• [Texto de referencia]:
«Porque la vida de los que en ti creemos, Señor, no termina, se transforma» (Fiesta de los Fieles Difuntos)

   Esta frase perteneciente a la liturgia de hoy, nos está dando testimonio acerca de dos dogmas de la fe cristiana: la Resurrección y la fe en el más allá. Este contenido que podríamos llamar metafísico, ultraterreno, es un componente que nos encontramos en todas las religiones del mundo. Todas ellas, en su oferta de salvación nos ofrecen una esperanza, una promesa de que la vida de aquellos que vivieron, sigue más allá de la muerte. Que la vida, la verdadera vida, no se puede acabar con la muerte. Y en esto, precisamente, en dónde san Agustín veía nuestra llamada a la inmortalidad. Si somos organismo hechos con una determinada duración en la tierra ¿Por qué me tengo que revelar ante lo que parece mi «natural» destino? ¿Por qué he de suspirar por algo que me es imposible alcanzar?

• [Registros listados]:
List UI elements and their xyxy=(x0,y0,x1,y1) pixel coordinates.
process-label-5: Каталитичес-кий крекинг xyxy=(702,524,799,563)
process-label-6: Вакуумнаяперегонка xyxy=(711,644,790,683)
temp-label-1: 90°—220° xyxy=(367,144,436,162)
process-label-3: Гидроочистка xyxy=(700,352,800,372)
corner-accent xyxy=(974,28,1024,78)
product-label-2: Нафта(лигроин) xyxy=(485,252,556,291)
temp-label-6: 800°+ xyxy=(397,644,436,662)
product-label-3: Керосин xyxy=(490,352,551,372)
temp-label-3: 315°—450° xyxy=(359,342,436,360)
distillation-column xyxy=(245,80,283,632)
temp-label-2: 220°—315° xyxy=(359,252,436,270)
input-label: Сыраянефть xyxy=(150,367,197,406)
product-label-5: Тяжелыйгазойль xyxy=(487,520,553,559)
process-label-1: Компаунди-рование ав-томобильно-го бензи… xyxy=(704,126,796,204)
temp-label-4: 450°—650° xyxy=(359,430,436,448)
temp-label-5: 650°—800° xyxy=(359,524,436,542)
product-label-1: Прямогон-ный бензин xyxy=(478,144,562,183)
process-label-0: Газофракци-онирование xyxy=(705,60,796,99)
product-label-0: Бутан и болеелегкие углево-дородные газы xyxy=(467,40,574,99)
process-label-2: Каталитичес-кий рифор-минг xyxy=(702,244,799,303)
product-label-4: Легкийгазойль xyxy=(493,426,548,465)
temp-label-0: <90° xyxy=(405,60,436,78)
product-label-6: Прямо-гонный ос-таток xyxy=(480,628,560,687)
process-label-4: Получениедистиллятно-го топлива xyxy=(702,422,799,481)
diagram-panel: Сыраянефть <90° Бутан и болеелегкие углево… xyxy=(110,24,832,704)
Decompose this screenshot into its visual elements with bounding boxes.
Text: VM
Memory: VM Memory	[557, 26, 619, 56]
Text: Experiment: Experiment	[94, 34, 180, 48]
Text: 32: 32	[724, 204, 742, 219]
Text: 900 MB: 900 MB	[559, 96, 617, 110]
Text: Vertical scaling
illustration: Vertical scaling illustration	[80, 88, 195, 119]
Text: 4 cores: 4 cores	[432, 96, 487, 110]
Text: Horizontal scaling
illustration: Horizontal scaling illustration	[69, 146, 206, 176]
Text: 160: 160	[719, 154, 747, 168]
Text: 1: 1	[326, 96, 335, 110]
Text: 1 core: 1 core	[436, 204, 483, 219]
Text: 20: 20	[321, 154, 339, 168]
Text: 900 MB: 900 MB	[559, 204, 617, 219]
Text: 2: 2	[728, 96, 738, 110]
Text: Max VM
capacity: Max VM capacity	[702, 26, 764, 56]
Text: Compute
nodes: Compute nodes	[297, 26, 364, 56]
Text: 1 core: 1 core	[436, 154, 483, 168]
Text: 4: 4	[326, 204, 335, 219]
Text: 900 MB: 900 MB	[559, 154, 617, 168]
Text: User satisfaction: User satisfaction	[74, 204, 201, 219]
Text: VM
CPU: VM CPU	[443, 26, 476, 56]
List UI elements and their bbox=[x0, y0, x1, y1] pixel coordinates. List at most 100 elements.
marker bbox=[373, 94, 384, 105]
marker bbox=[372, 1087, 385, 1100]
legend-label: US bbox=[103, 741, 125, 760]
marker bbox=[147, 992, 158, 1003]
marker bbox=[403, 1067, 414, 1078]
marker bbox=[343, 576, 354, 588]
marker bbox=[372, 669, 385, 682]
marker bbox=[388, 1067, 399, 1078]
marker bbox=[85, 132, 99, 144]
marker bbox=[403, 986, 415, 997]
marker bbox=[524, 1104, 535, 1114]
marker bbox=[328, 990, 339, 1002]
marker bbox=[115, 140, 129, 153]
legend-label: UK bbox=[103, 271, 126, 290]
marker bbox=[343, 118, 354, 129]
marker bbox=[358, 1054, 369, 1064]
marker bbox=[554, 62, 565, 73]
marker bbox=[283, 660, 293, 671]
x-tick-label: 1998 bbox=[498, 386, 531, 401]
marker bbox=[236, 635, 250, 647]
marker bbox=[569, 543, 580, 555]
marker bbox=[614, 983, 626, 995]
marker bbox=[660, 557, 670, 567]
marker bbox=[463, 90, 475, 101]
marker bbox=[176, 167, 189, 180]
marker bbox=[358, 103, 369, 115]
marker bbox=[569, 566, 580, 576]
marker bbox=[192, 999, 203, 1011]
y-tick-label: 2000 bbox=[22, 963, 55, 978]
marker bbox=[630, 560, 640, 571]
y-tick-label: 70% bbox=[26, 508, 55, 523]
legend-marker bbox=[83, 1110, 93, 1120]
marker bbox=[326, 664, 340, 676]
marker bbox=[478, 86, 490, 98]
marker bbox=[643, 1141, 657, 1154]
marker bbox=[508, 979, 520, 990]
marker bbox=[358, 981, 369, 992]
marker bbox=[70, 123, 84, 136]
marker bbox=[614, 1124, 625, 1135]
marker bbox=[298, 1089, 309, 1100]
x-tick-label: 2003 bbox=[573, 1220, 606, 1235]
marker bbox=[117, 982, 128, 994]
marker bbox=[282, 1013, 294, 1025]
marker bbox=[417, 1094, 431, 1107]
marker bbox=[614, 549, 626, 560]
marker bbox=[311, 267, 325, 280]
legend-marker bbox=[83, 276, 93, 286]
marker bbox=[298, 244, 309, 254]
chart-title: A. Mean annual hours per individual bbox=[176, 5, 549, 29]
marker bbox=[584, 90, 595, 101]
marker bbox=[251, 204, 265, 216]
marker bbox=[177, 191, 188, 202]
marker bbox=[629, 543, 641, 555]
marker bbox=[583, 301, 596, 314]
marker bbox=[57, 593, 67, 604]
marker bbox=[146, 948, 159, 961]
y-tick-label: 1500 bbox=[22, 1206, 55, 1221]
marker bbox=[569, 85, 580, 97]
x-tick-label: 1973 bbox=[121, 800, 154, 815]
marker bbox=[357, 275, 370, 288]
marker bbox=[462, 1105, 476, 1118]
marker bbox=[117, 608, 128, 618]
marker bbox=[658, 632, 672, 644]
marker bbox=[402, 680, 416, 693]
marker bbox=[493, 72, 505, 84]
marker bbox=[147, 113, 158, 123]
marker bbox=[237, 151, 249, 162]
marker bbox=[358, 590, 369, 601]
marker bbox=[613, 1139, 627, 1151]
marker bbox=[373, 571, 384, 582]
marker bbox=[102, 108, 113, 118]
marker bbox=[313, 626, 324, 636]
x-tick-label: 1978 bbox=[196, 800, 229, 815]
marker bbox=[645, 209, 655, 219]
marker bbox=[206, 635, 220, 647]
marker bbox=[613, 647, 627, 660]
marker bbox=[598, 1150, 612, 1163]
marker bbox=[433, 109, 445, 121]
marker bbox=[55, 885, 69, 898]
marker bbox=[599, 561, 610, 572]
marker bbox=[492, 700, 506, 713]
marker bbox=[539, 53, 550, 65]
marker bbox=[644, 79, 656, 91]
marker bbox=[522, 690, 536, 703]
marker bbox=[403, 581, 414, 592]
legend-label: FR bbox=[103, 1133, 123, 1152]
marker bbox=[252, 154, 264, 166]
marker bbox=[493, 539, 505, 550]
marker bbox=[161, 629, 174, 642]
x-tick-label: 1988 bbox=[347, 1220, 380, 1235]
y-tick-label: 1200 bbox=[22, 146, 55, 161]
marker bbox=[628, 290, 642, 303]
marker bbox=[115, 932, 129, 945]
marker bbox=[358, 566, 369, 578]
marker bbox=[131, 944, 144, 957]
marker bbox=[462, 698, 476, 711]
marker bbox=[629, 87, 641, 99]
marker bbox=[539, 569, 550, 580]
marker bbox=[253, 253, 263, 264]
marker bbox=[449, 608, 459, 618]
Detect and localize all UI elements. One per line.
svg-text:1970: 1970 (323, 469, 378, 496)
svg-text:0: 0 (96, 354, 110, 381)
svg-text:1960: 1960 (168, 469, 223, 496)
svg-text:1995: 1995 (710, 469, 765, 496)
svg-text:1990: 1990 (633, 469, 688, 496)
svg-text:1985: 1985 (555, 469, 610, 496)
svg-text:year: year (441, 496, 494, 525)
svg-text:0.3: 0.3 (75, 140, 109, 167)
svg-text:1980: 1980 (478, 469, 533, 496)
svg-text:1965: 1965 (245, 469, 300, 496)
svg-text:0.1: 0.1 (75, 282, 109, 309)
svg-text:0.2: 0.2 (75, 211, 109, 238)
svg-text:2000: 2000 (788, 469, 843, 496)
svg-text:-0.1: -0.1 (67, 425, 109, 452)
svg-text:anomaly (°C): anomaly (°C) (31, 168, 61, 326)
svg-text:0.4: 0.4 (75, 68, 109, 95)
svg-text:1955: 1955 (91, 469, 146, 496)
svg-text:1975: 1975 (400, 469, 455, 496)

• [El ejercicio]: Enumere las palabras del texto de referencia que se escriben con mayúscula inicial sin encabezar una oración ni una pregunta. Los registros son un material independiente del texto de referencia.

• [Resultado]: Señor, Fiesta, Fieles, Difuntos, Resurrección, Agustín